## Exercise task
Extract each line containing the string "unsrer".

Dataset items
········

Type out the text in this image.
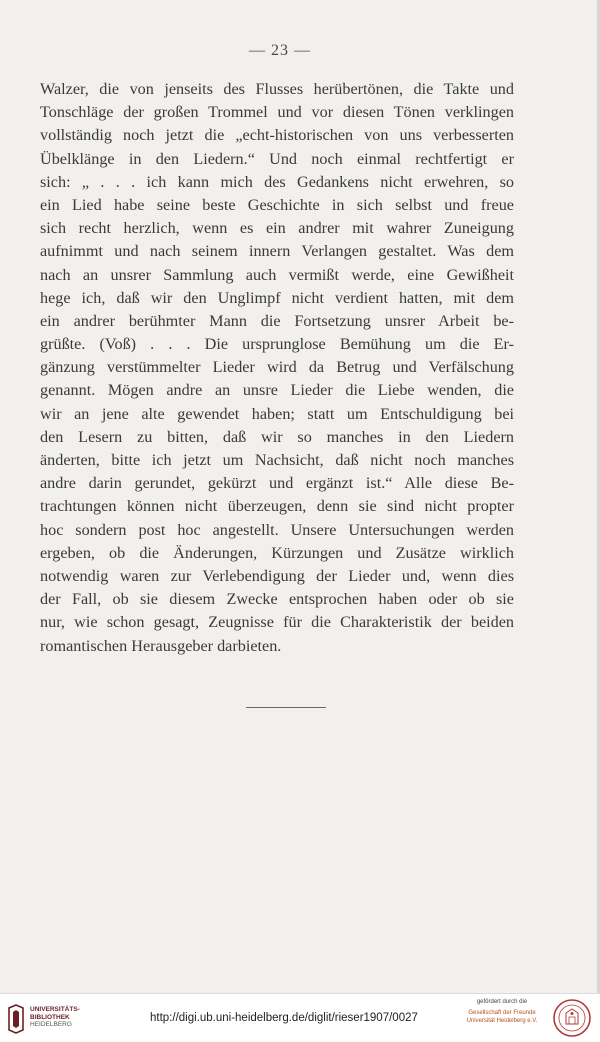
— 23 —
Walzer, die von jenseits des Flusses herübertönen, die Takte und
Tonschläge der großen Trommel und vor diesen Tönen verklingen
vollständig noch jetzt die „echt-historischen von uns verbesserten
Übelklänge in den Liedern.“ Und noch einmal rechtfertigt er
sich: „ . . . ich kann mich des Gedankens nicht erwehren, so
ein Lied habe seine beste Geschichte in sich selbst und freue
sich recht herzlich, wenn es ein andrer mit wahrer Zuneigung
aufnimmt und nach seinem innern Verlangen gestaltet. Was dem
nach an unsrer Sammlung auch vermißt werde, eine Gewißheit
hege ich, daß wir den Unglimpf nicht verdient hatten, mit dem
ein andrer berühmter Mann die Fortsetzung unsrer Arbeit be-
grüßte. (Voß) . . . Die ursprunglose Bemühung um die Er-
gänzung verstümmelter Lieder wird da Betrug und Verfälschung
genannt. Mögen andre an unsre Lieder die Liebe wenden, die
wir an jene alte gewendet haben; statt um Entschuldigung bei
den Lesern zu bitten, daß wir so manches in den Liedern
änderten, bitte ich jetzt um Nachsicht, daß nicht noch manches
andre darin gerundet, gekürzt und ergänzt ist.“ Alle diese Be-
trachtungen können nicht überzeugen, denn sie sind nicht propter
hoc sondern post hoc angestellt. Unsere Untersuchungen werden
ergeben, ob die Änderungen, Kürzungen und Zusätze wirklich
notwendig waren zur Verlebendigung der Lieder und, wenn dies
der Fall, ob sie diesem Zwecke entsprochen haben oder ob sie
nur, wie schon gesagt, Zeugnisse für die Charakteristik der beiden
romantischen Herausgeber darbieten.
UNIVERSITÄTS-
BIBLIOTHEK
HEIDELBERG
http://digi.ub.uni-heidelberg.de/diglit/rieser1907/0027
gefördert durch die
Gesellschaft der Freunde
Universität Heidelberg e.V.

········

## Exercise result
nach an unsrer Sammlung auch vermißt werde, eine Gewißheit
ein andrer berühmter Mann die Fortsetzung unsrer Arbeit be-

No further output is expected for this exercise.